>> begin DATASET

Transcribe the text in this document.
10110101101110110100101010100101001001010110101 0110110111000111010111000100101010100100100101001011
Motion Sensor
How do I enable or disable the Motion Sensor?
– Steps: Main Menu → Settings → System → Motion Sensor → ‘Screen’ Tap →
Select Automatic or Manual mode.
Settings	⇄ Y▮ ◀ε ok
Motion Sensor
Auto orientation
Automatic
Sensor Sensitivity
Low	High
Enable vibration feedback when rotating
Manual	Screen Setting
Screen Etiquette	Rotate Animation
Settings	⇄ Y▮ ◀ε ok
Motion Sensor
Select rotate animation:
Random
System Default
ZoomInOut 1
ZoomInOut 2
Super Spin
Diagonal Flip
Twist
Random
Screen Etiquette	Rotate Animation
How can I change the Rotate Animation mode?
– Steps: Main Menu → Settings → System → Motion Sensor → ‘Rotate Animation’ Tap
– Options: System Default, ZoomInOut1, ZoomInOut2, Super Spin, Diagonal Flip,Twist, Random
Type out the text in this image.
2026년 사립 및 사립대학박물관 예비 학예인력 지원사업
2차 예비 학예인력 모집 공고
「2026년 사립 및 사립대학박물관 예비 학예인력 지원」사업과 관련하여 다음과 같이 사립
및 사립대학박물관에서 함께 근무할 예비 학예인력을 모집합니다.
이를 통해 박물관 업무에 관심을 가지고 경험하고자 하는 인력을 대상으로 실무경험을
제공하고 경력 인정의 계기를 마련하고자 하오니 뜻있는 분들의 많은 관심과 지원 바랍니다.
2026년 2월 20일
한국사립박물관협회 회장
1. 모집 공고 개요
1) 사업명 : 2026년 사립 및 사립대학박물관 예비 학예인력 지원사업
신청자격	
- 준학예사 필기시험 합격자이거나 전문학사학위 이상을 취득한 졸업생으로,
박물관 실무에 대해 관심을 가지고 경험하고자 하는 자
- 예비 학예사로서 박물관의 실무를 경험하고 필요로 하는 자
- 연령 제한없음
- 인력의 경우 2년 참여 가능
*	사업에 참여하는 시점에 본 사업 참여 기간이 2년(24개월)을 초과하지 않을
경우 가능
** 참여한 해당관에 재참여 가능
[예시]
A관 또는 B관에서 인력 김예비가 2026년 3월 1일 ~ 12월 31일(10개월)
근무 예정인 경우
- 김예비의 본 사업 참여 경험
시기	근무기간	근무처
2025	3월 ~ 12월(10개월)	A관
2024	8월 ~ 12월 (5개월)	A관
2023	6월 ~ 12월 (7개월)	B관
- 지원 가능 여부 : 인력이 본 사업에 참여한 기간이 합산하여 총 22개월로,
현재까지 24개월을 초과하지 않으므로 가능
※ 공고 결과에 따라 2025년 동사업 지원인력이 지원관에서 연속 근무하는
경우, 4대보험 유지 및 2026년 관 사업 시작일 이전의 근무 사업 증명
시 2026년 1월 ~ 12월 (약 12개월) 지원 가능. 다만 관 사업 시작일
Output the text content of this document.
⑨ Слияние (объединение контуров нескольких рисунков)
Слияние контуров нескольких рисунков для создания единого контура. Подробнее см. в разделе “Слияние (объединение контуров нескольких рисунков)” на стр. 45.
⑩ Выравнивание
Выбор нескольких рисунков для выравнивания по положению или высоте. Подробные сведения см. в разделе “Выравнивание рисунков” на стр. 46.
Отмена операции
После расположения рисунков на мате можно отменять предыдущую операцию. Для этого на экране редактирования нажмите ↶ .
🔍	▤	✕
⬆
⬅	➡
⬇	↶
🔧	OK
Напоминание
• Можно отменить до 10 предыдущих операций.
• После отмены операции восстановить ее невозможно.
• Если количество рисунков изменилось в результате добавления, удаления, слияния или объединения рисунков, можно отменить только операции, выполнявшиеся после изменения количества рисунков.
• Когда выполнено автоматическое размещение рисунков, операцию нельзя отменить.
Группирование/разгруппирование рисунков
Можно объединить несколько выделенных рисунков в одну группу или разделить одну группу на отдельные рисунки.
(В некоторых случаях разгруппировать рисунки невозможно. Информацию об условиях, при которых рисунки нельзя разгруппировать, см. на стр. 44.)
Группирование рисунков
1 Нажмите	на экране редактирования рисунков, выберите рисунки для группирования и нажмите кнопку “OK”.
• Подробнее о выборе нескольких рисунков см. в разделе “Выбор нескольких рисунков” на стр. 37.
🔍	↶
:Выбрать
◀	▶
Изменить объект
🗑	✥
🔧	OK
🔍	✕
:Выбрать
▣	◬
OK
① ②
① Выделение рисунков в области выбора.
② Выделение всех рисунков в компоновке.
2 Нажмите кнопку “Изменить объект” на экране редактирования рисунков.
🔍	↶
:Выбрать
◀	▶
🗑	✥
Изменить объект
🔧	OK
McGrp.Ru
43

>> end DATASET

Could you give again exactly the lines from the line containing "Output the text content of this document." through the final line of the data above, and no others?

- **RESPONSE**:
Output the text content of this document.
⑨ Слияние (объединение контуров нескольких рисунков)
Слияние контуров нескольких рисунков для создания единого контура. Подробнее см. в разделе “Слияние (объединение контуров нескольких рисунков)” на стр. 45.
⑩ Выравнивание
Выбор нескольких рисунков для выравнивания по положению или высоте. Подробные сведения см. в разделе “Выравнивание рисунков” на стр. 46.
Отмена операции
После расположения рисунков на мате можно отменять предыдущую операцию. Для этого на экране редактирования нажмите ↶ .
🔍	▤	✕
⬆
⬅	➡
⬇	↶
🔧	OK
Напоминание
• Можно отменить до 10 предыдущих операций.
• После отмены операции восстановить ее невозможно.
• Если количество рисунков изменилось в результате добавления, удаления, слияния или объединения рисунков, можно отменить только операции, выполнявшиеся после изменения количества рисунков.
• Когда выполнено автоматическое размещение рисунков, операцию нельзя отменить.
Группирование/разгруппирование рисунков
Можно объединить несколько выделенных рисунков в одну группу или разделить одну группу на отдельные рисунки.
(В некоторых случаях разгруппировать рисунки невозможно. Информацию об условиях, при которых рисунки нельзя разгруппировать, см. на стр. 44.)
Группирование рисунков
1 Нажмите	на экране редактирования рисунков, выберите рисунки для группирования и нажмите кнопку “OK”.
• Подробнее о выборе нескольких рисунков см. в разделе “Выбор нескольких рисунков” на стр. 37.
🔍	↶
:Выбрать
◀	▶
Изменить объект
🗑	✥
🔧	OK
🔍	✕
:Выбрать
▣	◬
OK
① ②
① Выделение рисунков в области выбора.
② Выделение всех рисунков в компоновке.
2 Нажмите кнопку “Изменить объект” на экране редактирования рисунков.
🔍	↶
:Выбрать
◀	▶
🗑	✥
Изменить объект
🔧	OK
McGrp.Ru
43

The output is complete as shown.